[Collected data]
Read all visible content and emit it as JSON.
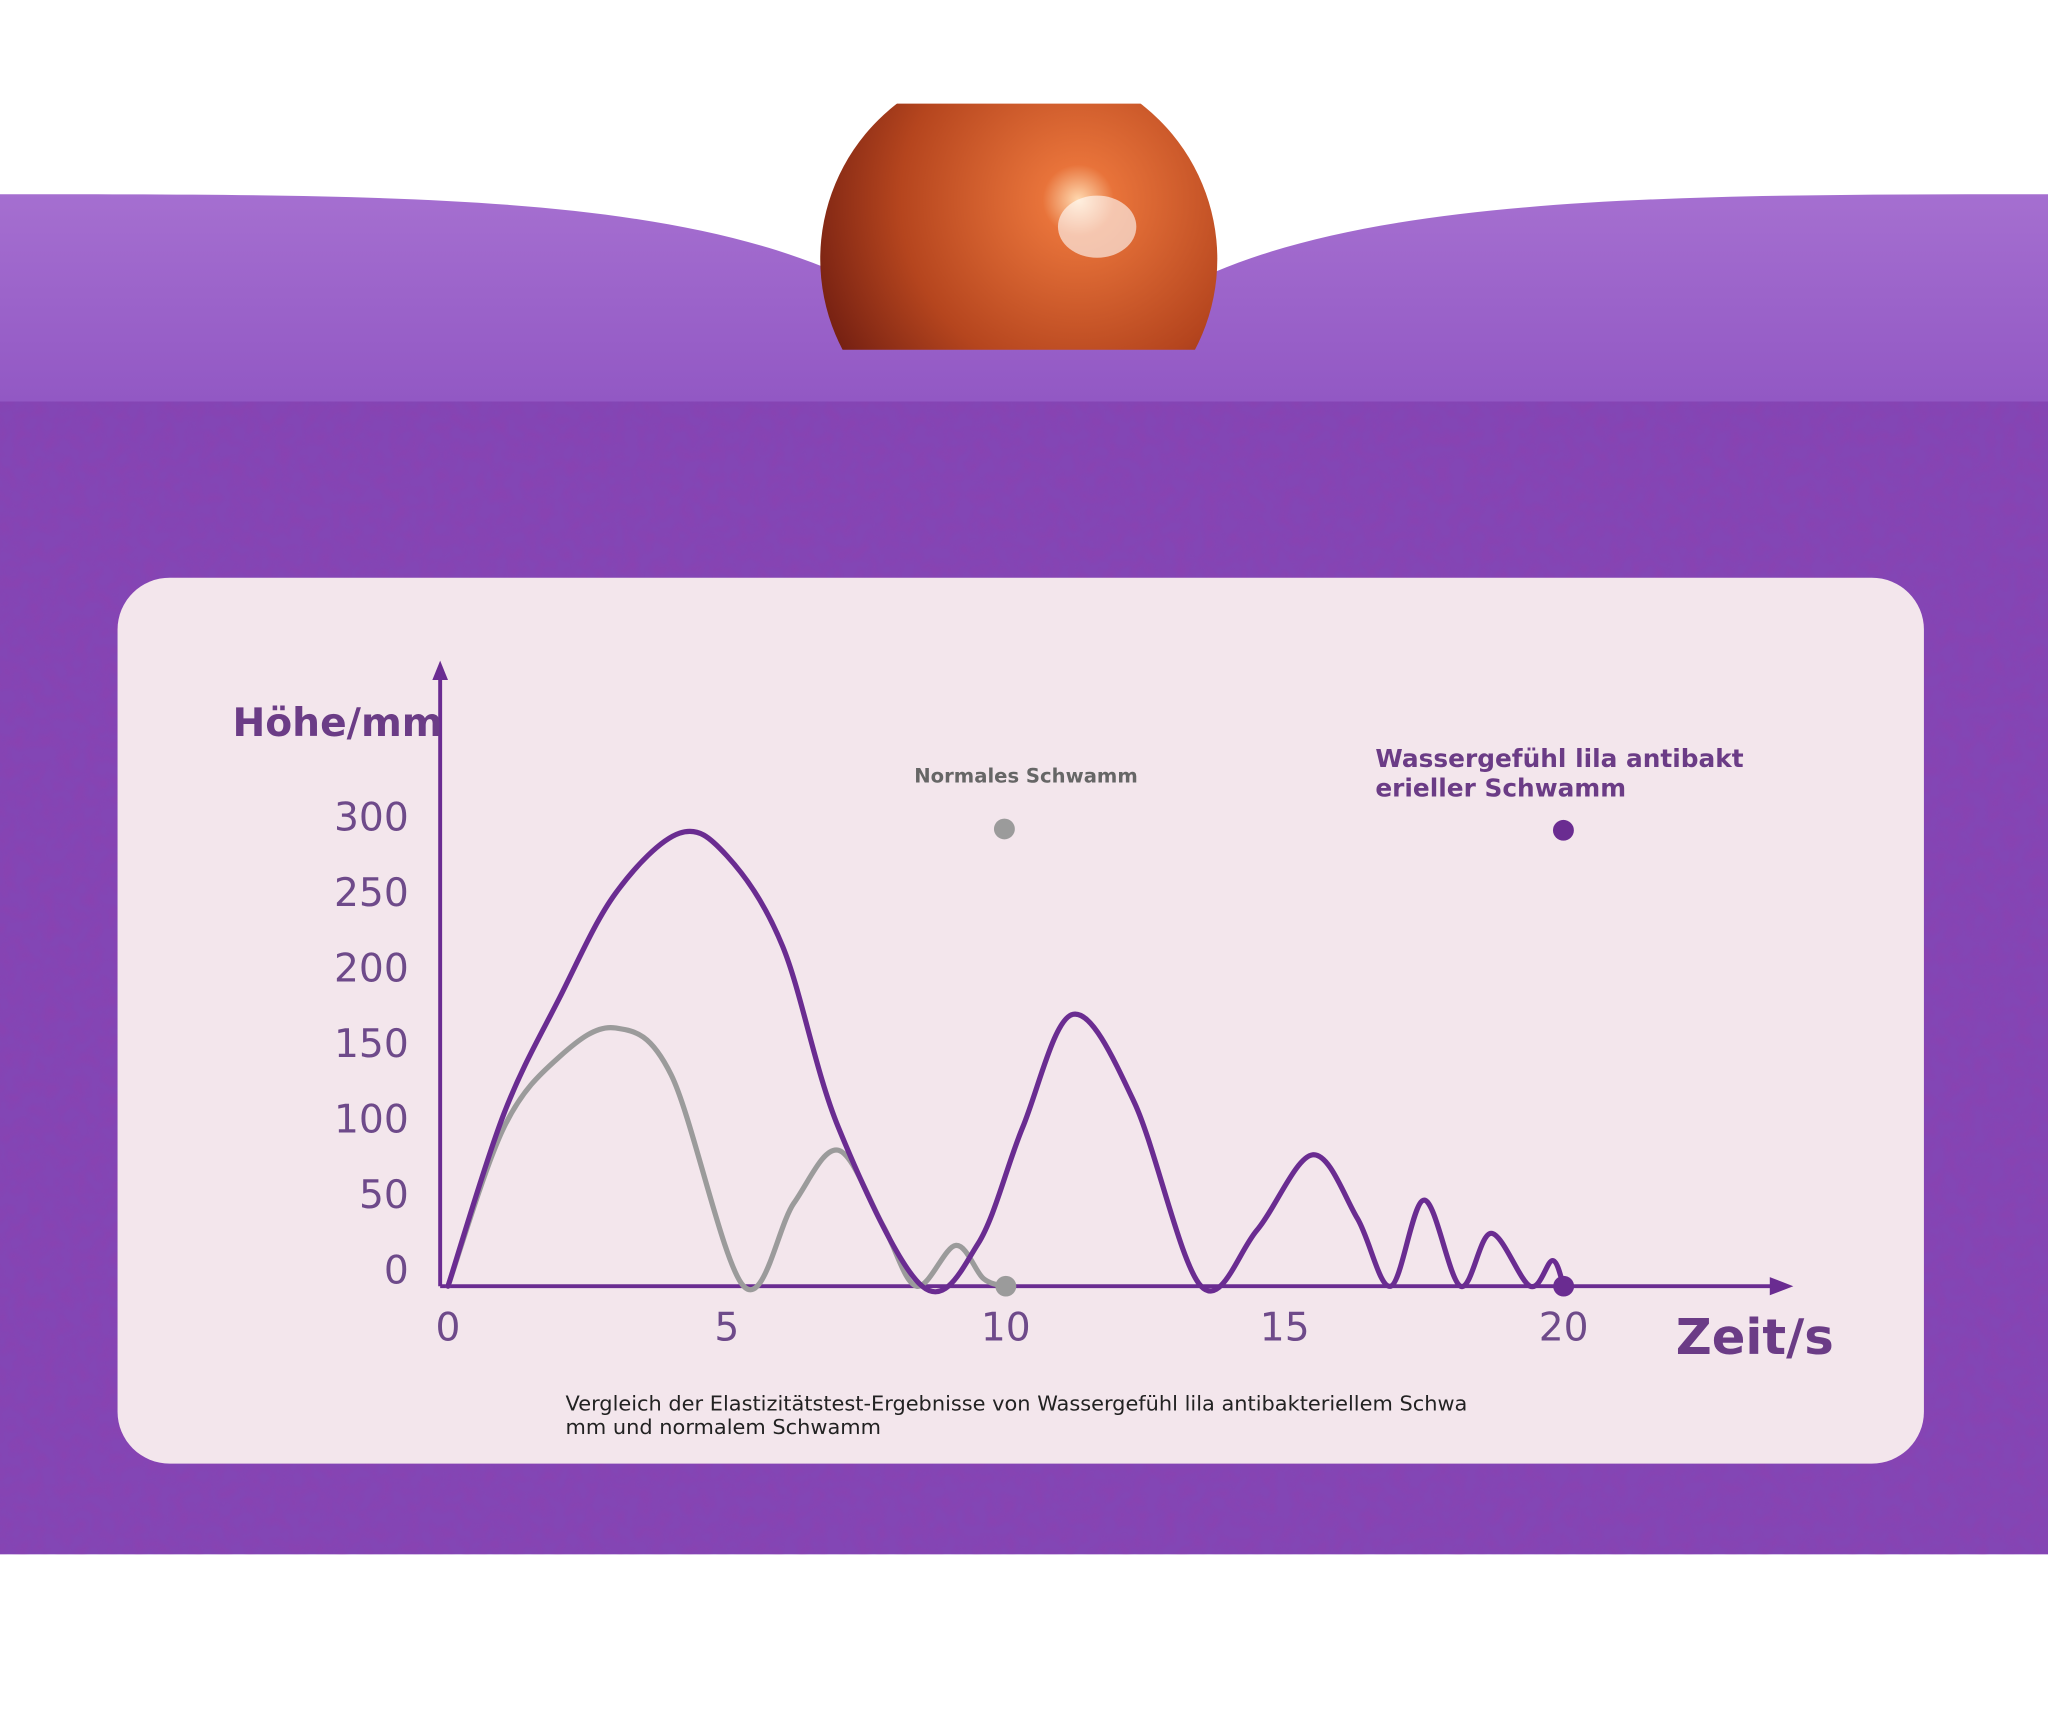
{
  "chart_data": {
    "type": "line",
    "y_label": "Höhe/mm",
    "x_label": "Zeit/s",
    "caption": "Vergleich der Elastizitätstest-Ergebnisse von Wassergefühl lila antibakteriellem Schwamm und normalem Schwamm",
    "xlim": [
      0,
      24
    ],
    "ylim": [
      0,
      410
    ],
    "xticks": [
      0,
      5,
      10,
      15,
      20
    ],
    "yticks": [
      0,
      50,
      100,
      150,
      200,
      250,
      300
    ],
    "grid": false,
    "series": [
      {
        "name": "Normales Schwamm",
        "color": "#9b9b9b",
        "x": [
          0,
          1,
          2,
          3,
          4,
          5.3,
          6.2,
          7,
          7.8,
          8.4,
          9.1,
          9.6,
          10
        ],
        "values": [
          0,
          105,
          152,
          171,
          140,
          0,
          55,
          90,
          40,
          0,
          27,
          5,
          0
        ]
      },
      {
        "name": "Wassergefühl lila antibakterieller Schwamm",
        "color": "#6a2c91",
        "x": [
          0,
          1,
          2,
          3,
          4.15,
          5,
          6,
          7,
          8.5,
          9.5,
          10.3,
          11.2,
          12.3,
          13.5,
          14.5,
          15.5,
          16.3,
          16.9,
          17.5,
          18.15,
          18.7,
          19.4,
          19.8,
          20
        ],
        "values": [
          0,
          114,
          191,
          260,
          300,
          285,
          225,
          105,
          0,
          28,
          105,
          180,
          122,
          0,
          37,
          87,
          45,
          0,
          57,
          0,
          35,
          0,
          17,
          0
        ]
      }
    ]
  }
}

• **Aim of the task**: Determine how many lines of the listing above include the word "name", and report that number only.

• **Solution for this exercise**: 2